▶ Short problem
Find the lines below that contain the word "style" and count them. Only the number should be given.
[START OF Entries]
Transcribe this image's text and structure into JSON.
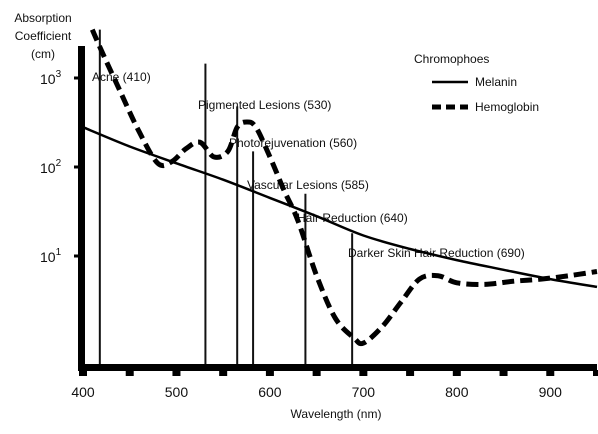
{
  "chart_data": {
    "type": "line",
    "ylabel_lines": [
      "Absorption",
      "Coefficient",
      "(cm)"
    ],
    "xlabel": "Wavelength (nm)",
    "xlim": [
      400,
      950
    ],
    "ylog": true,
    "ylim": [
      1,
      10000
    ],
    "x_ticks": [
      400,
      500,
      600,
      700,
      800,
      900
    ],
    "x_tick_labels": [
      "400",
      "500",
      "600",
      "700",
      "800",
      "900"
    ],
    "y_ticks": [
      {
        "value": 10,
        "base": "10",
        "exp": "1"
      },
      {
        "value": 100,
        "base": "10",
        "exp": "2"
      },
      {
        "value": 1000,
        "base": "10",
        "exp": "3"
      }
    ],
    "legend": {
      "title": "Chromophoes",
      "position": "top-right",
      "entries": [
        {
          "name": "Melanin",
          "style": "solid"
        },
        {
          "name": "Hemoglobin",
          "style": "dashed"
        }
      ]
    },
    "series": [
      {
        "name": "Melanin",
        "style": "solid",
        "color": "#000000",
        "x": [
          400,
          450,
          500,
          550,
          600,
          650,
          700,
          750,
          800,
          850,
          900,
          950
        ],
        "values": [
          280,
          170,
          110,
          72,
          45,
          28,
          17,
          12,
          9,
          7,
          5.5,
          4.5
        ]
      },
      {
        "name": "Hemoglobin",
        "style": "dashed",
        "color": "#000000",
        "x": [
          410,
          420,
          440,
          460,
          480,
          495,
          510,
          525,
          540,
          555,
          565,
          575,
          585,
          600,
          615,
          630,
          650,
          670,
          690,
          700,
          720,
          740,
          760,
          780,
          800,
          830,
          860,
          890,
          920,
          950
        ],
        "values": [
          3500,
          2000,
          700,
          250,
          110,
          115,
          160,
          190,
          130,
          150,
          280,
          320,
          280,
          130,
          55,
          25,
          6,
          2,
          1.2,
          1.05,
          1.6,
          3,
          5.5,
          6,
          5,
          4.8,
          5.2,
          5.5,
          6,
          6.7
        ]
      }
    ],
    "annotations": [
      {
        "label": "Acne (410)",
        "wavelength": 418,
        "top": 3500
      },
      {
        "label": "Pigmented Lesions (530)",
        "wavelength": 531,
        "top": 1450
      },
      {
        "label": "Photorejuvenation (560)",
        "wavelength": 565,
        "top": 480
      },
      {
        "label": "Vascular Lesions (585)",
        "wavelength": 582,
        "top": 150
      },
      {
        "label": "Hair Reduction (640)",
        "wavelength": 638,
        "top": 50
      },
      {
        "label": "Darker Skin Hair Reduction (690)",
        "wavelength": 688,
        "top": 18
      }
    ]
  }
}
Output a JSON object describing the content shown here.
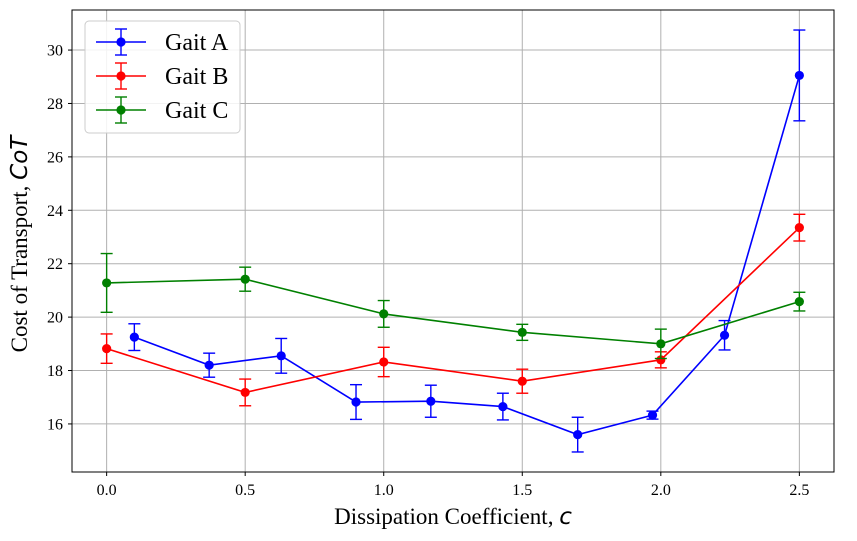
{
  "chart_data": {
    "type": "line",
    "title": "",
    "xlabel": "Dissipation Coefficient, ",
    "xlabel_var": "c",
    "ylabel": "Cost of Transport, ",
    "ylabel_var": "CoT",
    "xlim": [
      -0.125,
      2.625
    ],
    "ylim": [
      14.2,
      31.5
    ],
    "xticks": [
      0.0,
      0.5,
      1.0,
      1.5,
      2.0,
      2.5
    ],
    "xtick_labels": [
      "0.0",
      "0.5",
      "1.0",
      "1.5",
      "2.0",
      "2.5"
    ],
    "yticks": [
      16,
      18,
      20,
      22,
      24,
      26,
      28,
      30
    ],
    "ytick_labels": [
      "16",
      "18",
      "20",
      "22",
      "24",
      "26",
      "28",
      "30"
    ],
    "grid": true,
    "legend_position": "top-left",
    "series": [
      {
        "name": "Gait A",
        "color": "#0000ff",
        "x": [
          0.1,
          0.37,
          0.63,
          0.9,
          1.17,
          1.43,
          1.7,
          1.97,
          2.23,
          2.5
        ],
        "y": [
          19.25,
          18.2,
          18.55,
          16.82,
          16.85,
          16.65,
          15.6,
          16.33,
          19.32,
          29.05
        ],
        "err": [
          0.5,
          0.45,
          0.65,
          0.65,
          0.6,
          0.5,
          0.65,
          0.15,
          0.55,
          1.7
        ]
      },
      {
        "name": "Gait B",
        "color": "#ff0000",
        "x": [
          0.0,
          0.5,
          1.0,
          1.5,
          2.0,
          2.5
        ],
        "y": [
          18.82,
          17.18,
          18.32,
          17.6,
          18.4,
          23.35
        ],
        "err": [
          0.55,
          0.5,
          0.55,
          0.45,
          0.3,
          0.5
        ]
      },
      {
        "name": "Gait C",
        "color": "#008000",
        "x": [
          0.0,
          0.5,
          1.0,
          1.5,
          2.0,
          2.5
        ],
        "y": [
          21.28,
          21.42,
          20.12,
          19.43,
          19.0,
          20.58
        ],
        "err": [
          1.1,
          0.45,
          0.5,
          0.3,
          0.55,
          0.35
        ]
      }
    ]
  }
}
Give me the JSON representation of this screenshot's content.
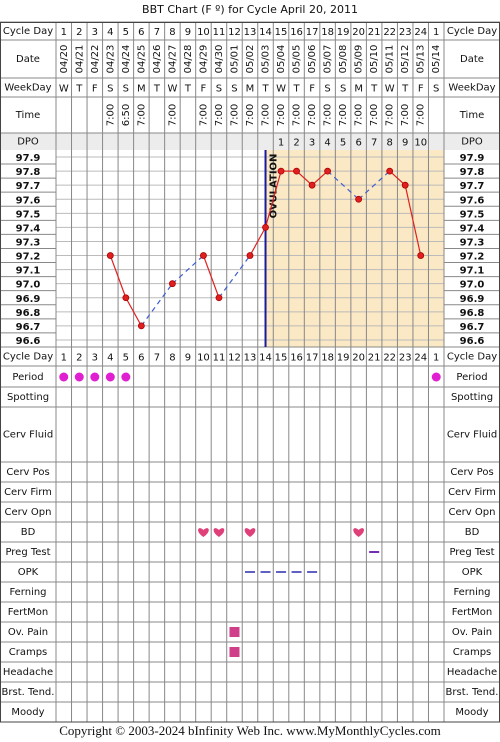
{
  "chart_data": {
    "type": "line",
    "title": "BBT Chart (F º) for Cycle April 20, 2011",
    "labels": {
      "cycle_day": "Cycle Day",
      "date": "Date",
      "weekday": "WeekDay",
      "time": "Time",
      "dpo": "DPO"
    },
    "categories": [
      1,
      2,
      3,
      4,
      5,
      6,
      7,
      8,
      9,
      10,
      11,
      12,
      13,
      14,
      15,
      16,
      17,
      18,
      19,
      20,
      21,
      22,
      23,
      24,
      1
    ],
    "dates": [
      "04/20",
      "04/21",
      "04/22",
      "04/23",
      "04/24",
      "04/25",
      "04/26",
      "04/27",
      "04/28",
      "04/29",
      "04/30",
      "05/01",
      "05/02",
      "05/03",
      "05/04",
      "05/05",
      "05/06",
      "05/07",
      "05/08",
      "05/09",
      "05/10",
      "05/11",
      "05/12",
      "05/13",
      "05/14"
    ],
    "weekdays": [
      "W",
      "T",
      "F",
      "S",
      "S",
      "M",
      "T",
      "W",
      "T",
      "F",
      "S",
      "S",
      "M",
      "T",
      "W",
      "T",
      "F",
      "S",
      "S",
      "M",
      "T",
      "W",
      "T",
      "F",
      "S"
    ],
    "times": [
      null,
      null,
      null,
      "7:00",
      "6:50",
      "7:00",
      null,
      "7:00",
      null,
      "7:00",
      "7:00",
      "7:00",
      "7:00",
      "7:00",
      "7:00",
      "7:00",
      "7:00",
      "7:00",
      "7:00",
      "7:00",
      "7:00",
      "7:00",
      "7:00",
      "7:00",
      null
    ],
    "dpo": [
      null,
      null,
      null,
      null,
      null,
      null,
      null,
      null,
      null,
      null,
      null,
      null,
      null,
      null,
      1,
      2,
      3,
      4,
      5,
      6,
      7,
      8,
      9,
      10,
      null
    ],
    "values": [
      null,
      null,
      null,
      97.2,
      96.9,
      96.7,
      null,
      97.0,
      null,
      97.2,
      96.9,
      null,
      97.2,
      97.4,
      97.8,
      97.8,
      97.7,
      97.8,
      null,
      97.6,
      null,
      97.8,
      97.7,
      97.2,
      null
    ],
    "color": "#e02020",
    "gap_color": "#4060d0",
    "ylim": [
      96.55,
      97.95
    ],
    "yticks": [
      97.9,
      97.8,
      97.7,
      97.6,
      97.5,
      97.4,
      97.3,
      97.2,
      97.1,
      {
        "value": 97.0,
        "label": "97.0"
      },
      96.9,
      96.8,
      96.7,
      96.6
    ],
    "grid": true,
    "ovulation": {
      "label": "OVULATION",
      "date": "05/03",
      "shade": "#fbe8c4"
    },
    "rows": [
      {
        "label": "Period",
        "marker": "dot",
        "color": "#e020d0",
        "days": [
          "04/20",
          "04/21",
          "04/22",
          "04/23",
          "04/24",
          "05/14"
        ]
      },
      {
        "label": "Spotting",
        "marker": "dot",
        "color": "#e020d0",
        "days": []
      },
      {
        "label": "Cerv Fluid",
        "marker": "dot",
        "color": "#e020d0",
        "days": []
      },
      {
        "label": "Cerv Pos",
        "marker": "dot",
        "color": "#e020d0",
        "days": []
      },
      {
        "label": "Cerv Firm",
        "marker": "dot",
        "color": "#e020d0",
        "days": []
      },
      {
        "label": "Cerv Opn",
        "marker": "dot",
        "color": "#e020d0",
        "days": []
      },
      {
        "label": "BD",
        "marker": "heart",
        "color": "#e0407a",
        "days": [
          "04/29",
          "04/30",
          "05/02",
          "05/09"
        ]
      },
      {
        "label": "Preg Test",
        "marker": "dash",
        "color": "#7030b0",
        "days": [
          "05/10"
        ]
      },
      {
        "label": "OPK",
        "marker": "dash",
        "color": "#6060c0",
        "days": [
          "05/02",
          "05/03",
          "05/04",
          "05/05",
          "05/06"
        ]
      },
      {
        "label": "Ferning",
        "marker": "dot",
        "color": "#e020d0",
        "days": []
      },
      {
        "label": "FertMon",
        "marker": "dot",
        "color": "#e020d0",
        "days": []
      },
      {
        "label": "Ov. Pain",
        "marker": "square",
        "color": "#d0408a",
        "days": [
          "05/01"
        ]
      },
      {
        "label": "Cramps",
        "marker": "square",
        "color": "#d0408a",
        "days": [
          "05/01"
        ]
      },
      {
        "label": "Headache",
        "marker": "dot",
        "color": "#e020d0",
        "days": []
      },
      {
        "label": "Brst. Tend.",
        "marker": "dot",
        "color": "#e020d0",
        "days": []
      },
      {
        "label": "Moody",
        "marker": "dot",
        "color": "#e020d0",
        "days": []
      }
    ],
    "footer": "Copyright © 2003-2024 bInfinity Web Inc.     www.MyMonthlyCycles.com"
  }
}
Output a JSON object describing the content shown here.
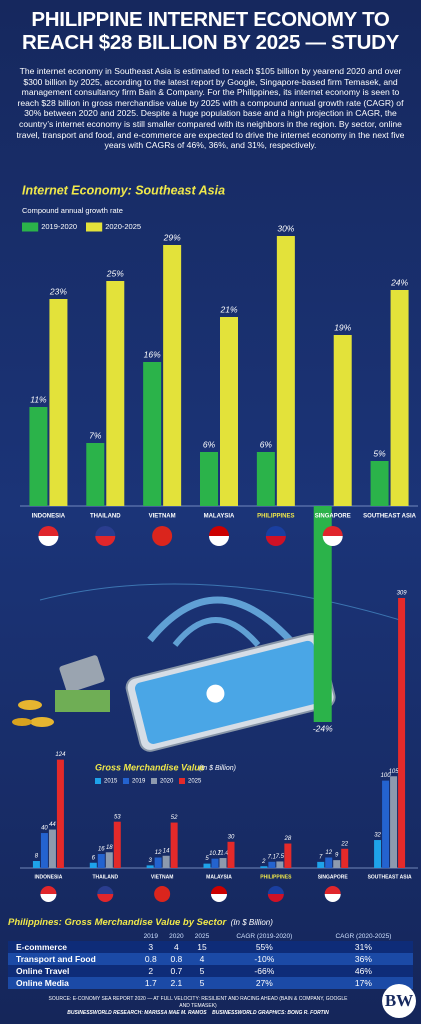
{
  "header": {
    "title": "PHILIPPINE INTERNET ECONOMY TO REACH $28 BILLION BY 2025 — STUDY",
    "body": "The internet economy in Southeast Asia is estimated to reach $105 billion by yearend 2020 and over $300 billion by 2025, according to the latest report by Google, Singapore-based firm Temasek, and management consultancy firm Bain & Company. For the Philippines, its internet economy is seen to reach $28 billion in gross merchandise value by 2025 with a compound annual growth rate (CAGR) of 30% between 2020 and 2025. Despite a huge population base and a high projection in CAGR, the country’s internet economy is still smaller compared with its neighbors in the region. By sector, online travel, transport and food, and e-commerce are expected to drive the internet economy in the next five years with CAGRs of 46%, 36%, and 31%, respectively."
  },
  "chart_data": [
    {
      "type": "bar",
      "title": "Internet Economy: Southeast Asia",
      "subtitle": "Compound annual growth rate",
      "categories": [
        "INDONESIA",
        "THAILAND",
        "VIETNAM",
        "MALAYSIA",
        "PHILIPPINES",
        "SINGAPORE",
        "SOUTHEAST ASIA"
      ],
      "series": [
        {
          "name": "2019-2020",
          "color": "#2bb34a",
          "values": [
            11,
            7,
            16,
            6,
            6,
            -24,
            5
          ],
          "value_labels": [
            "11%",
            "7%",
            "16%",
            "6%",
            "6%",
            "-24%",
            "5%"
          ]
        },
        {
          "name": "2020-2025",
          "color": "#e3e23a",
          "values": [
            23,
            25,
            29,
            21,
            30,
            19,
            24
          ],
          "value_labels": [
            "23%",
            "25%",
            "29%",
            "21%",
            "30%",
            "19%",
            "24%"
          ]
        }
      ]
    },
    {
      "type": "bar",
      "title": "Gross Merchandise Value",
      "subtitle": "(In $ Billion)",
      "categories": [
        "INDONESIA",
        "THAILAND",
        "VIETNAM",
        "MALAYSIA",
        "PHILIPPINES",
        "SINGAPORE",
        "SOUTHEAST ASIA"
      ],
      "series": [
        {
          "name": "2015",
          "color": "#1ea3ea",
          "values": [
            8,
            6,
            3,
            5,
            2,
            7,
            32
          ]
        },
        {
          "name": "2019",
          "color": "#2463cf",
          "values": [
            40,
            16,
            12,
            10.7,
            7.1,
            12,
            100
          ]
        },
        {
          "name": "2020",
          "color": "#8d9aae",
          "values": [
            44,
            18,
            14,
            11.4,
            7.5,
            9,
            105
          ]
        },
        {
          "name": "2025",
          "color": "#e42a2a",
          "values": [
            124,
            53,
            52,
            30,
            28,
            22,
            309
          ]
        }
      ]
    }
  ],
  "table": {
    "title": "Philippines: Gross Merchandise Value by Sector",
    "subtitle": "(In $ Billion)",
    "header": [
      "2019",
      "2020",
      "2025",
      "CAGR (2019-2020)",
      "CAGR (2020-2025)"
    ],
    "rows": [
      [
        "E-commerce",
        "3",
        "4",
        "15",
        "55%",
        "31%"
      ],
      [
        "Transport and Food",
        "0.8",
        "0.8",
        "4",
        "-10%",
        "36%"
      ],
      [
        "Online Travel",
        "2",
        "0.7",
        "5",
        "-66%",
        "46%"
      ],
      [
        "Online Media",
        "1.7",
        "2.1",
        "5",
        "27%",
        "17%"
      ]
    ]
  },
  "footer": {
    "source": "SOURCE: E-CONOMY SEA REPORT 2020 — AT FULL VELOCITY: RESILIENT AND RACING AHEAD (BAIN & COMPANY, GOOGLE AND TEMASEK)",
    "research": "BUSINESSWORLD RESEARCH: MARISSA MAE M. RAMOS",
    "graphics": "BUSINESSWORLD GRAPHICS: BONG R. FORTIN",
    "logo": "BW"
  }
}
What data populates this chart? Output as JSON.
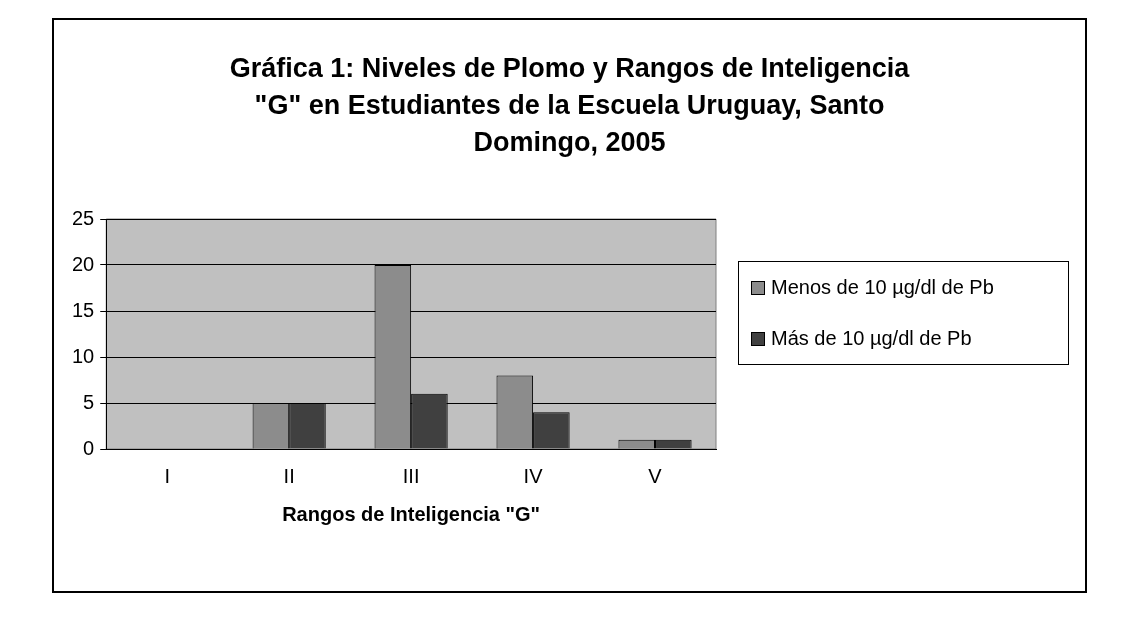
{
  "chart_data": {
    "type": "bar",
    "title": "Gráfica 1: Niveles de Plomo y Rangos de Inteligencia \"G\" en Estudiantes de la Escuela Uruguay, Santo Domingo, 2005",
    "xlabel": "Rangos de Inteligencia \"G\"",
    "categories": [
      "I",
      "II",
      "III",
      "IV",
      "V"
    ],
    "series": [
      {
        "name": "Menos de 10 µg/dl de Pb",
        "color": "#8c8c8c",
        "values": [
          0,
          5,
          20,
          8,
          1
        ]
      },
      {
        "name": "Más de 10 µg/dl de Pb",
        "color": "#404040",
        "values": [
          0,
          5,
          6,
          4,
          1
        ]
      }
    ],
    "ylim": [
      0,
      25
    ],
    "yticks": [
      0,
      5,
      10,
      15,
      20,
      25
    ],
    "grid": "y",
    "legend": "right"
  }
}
[END OF Entries]
▶ Task answer
4